**YOUR TASK:** Repeat the material exactly, leaving nothing out.

**MATERIALS PROVIDED:**
◇ ◇ ◇ ◇ ◇
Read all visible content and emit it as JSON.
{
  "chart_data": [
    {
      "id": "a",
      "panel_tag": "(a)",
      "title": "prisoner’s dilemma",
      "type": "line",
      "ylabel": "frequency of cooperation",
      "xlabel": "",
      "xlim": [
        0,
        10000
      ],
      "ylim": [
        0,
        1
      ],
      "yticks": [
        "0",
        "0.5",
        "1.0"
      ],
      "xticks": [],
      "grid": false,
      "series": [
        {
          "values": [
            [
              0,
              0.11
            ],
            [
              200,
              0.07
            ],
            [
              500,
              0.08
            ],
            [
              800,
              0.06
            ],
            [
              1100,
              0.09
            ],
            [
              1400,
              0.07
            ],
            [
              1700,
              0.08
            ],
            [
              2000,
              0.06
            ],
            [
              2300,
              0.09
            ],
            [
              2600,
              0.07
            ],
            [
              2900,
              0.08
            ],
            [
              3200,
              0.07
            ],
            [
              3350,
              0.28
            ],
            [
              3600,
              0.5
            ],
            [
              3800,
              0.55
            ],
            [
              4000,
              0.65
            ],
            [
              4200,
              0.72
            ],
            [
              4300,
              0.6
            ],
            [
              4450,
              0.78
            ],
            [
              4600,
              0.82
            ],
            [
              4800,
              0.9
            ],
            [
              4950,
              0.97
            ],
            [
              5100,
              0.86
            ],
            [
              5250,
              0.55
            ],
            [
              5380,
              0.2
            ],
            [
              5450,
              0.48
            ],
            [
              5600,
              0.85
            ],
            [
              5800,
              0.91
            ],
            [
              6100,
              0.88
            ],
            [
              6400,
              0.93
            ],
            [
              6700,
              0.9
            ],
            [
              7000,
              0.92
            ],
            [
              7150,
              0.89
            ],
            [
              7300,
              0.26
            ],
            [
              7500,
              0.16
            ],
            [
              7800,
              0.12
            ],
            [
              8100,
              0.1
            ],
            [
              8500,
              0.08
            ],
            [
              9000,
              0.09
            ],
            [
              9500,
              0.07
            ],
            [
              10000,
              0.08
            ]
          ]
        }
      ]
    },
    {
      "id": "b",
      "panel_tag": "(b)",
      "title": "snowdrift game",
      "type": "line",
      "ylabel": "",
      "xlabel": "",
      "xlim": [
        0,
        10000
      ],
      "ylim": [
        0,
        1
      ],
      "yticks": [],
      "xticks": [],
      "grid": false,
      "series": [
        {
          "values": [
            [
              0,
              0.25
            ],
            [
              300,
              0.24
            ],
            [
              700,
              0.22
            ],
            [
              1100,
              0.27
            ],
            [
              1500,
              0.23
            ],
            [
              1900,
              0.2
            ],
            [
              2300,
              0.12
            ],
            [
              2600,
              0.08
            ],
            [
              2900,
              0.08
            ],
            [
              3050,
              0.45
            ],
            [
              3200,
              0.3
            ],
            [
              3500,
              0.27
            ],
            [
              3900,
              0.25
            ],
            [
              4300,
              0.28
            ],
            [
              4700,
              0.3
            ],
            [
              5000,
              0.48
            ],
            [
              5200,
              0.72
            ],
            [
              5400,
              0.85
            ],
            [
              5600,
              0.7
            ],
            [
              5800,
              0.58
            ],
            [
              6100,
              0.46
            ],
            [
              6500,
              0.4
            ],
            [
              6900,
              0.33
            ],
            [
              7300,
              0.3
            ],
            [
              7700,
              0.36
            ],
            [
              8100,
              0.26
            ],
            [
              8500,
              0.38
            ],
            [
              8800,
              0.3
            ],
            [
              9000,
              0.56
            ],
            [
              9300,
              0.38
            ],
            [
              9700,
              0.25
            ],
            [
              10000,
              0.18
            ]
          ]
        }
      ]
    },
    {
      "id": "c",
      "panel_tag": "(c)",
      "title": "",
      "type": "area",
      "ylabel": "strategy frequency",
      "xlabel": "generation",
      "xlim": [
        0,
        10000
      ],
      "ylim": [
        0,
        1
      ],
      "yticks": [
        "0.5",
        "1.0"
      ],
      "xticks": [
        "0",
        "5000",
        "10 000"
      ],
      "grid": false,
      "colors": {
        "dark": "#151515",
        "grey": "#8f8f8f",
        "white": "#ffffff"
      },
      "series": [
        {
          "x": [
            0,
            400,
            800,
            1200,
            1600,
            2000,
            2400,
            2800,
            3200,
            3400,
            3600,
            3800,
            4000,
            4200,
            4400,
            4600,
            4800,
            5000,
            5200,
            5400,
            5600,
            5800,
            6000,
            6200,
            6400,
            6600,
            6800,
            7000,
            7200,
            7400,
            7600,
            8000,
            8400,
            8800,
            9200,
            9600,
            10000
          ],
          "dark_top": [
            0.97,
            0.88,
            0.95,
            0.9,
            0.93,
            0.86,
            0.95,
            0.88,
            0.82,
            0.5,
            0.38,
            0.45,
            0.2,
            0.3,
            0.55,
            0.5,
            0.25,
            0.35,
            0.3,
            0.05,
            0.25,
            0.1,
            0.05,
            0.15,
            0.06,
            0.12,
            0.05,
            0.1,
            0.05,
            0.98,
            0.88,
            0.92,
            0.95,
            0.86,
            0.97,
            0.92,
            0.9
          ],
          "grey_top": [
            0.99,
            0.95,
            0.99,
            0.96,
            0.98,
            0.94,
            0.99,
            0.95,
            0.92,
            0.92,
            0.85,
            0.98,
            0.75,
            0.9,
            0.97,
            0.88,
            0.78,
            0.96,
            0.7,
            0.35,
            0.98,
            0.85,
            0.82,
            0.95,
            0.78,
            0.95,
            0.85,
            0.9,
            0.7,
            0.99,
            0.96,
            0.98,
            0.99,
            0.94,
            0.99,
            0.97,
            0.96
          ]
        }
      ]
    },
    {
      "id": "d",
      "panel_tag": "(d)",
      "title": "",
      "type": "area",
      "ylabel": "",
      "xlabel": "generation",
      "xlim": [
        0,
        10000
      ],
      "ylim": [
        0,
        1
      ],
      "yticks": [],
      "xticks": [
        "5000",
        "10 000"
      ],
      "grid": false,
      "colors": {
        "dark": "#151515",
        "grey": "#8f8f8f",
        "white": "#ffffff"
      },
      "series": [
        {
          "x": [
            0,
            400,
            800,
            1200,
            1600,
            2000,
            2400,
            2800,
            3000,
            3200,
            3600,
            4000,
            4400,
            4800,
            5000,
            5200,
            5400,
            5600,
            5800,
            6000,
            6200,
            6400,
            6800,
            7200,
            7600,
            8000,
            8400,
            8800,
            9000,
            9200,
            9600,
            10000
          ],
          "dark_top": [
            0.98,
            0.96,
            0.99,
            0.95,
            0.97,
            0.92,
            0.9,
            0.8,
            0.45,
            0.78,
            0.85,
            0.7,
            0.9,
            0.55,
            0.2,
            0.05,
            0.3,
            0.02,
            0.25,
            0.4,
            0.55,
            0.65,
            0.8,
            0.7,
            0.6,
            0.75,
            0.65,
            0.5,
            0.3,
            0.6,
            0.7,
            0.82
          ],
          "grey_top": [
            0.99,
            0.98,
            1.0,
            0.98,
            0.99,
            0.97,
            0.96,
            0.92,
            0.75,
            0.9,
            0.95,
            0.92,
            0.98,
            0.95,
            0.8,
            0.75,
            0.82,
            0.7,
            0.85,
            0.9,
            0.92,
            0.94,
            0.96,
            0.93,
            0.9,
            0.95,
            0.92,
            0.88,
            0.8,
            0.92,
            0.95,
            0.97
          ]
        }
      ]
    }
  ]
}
◇ ◇ ◇ ◇ ◇
**SOLUTION TO THE PROBLEM:**
Read all visible content and emit it as JSON.
{
  "chart_data": [
    {
      "id": "a",
      "panel_tag": "(a)",
      "title": "prisoner’s dilemma",
      "type": "line",
      "ylabel": "frequency of cooperation",
      "xlabel": "",
      "xlim": [
        0,
        10000
      ],
      "ylim": [
        0,
        1
      ],
      "yticks": [
        "0",
        "0.5",
        "1.0"
      ],
      "xticks": [],
      "grid": false,
      "series": [
        {
          "values": [
            [
              0,
              0.11
            ],
            [
              200,
              0.07
            ],
            [
              500,
              0.08
            ],
            [
              800,
              0.06
            ],
            [
              1100,
              0.09
            ],
            [
              1400,
              0.07
            ],
            [
              1700,
              0.08
            ],
            [
              2000,
              0.06
            ],
            [
              2300,
              0.09
            ],
            [
              2600,
              0.07
            ],
            [
              2900,
              0.08
            ],
            [
              3200,
              0.07
            ],
            [
              3350,
              0.28
            ],
            [
              3600,
              0.5
            ],
            [
              3800,
              0.55
            ],
            [
              4000,
              0.65
            ],
            [
              4200,
              0.72
            ],
            [
              4300,
              0.6
            ],
            [
              4450,
              0.78
            ],
            [
              4600,
              0.82
            ],
            [
              4800,
              0.9
            ],
            [
              4950,
              0.97
            ],
            [
              5100,
              0.86
            ],
            [
              5250,
              0.55
            ],
            [
              5380,
              0.2
            ],
            [
              5450,
              0.48
            ],
            [
              5600,
              0.85
            ],
            [
              5800,
              0.91
            ],
            [
              6100,
              0.88
            ],
            [
              6400,
              0.93
            ],
            [
              6700,
              0.9
            ],
            [
              7000,
              0.92
            ],
            [
              7150,
              0.89
            ],
            [
              7300,
              0.26
            ],
            [
              7500,
              0.16
            ],
            [
              7800,
              0.12
            ],
            [
              8100,
              0.1
            ],
            [
              8500,
              0.08
            ],
            [
              9000,
              0.09
            ],
            [
              9500,
              0.07
            ],
            [
              10000,
              0.08
            ]
          ]
        }
      ]
    },
    {
      "id": "b",
      "panel_tag": "(b)",
      "title": "snowdrift game",
      "type": "line",
      "ylabel": "",
      "xlabel": "",
      "xlim": [
        0,
        10000
      ],
      "ylim": [
        0,
        1
      ],
      "yticks": [],
      "xticks": [],
      "grid": false,
      "series": [
        {
          "values": [
            [
              0,
              0.25
            ],
            [
              300,
              0.24
            ],
            [
              700,
              0.22
            ],
            [
              1100,
              0.27
            ],
            [
              1500,
              0.23
            ],
            [
              1900,
              0.2
            ],
            [
              2300,
              0.12
            ],
            [
              2600,
              0.08
            ],
            [
              2900,
              0.08
            ],
            [
              3050,
              0.45
            ],
            [
              3200,
              0.3
            ],
            [
              3500,
              0.27
            ],
            [
              3900,
              0.25
            ],
            [
              4300,
              0.28
            ],
            [
              4700,
              0.3
            ],
            [
              5000,
              0.48
            ],
            [
              5200,
              0.72
            ],
            [
              5400,
              0.85
            ],
            [
              5600,
              0.7
            ],
            [
              5800,
              0.58
            ],
            [
              6100,
              0.46
            ],
            [
              6500,
              0.4
            ],
            [
              6900,
              0.33
            ],
            [
              7300,
              0.3
            ],
            [
              7700,
              0.36
            ],
            [
              8100,
              0.26
            ],
            [
              8500,
              0.38
            ],
            [
              8800,
              0.3
            ],
            [
              9000,
              0.56
            ],
            [
              9300,
              0.38
            ],
            [
              9700,
              0.25
            ],
            [
              10000,
              0.18
            ]
          ]
        }
      ]
    },
    {
      "id": "c",
      "panel_tag": "(c)",
      "title": "",
      "type": "area",
      "ylabel": "strategy frequency",
      "xlabel": "generation",
      "xlim": [
        0,
        10000
      ],
      "ylim": [
        0,
        1
      ],
      "yticks": [
        "0.5",
        "1.0"
      ],
      "xticks": [
        "0",
        "5000",
        "10 000"
      ],
      "grid": false,
      "colors": {
        "dark": "#151515",
        "grey": "#8f8f8f",
        "white": "#ffffff"
      },
      "series": [
        {
          "x": [
            0,
            400,
            800,
            1200,
            1600,
            2000,
            2400,
            2800,
            3200,
            3400,
            3600,
            3800,
            4000,
            4200,
            4400,
            4600,
            4800,
            5000,
            5200,
            5400,
            5600,
            5800,
            6000,
            6200,
            6400,
            6600,
            6800,
            7000,
            7200,
            7400,
            7600,
            8000,
            8400,
            8800,
            9200,
            9600,
            10000
          ],
          "dark_top": [
            0.97,
            0.88,
            0.95,
            0.9,
            0.93,
            0.86,
            0.95,
            0.88,
            0.82,
            0.5,
            0.38,
            0.45,
            0.2,
            0.3,
            0.55,
            0.5,
            0.25,
            0.35,
            0.3,
            0.05,
            0.25,
            0.1,
            0.05,
            0.15,
            0.06,
            0.12,
            0.05,
            0.1,
            0.05,
            0.98,
            0.88,
            0.92,
            0.95,
            0.86,
            0.97,
            0.92,
            0.9
          ],
          "grey_top": [
            0.99,
            0.95,
            0.99,
            0.96,
            0.98,
            0.94,
            0.99,
            0.95,
            0.92,
            0.92,
            0.85,
            0.98,
            0.75,
            0.9,
            0.97,
            0.88,
            0.78,
            0.96,
            0.7,
            0.35,
            0.98,
            0.85,
            0.82,
            0.95,
            0.78,
            0.95,
            0.85,
            0.9,
            0.7,
            0.99,
            0.96,
            0.98,
            0.99,
            0.94,
            0.99,
            0.97,
            0.96
          ]
        }
      ]
    },
    {
      "id": "d",
      "panel_tag": "(d)",
      "title": "",
      "type": "area",
      "ylabel": "",
      "xlabel": "generation",
      "xlim": [
        0,
        10000
      ],
      "ylim": [
        0,
        1
      ],
      "yticks": [],
      "xticks": [
        "5000",
        "10 000"
      ],
      "grid": false,
      "colors": {
        "dark": "#151515",
        "grey": "#8f8f8f",
        "white": "#ffffff"
      },
      "series": [
        {
          "x": [
            0,
            400,
            800,
            1200,
            1600,
            2000,
            2400,
            2800,
            3000,
            3200,
            3600,
            4000,
            4400,
            4800,
            5000,
            5200,
            5400,
            5600,
            5800,
            6000,
            6200,
            6400,
            6800,
            7200,
            7600,
            8000,
            8400,
            8800,
            9000,
            9200,
            9600,
            10000
          ],
          "dark_top": [
            0.98,
            0.96,
            0.99,
            0.95,
            0.97,
            0.92,
            0.9,
            0.8,
            0.45,
            0.78,
            0.85,
            0.7,
            0.9,
            0.55,
            0.2,
            0.05,
            0.3,
            0.02,
            0.25,
            0.4,
            0.55,
            0.65,
            0.8,
            0.7,
            0.6,
            0.75,
            0.65,
            0.5,
            0.3,
            0.6,
            0.7,
            0.82
          ],
          "grey_top": [
            0.99,
            0.98,
            1.0,
            0.98,
            0.99,
            0.97,
            0.96,
            0.92,
            0.75,
            0.9,
            0.95,
            0.92,
            0.98,
            0.95,
            0.8,
            0.75,
            0.82,
            0.7,
            0.85,
            0.9,
            0.92,
            0.94,
            0.96,
            0.93,
            0.9,
            0.95,
            0.92,
            0.88,
            0.8,
            0.92,
            0.95,
            0.97
          ]
        }
      ]
    }
  ]
}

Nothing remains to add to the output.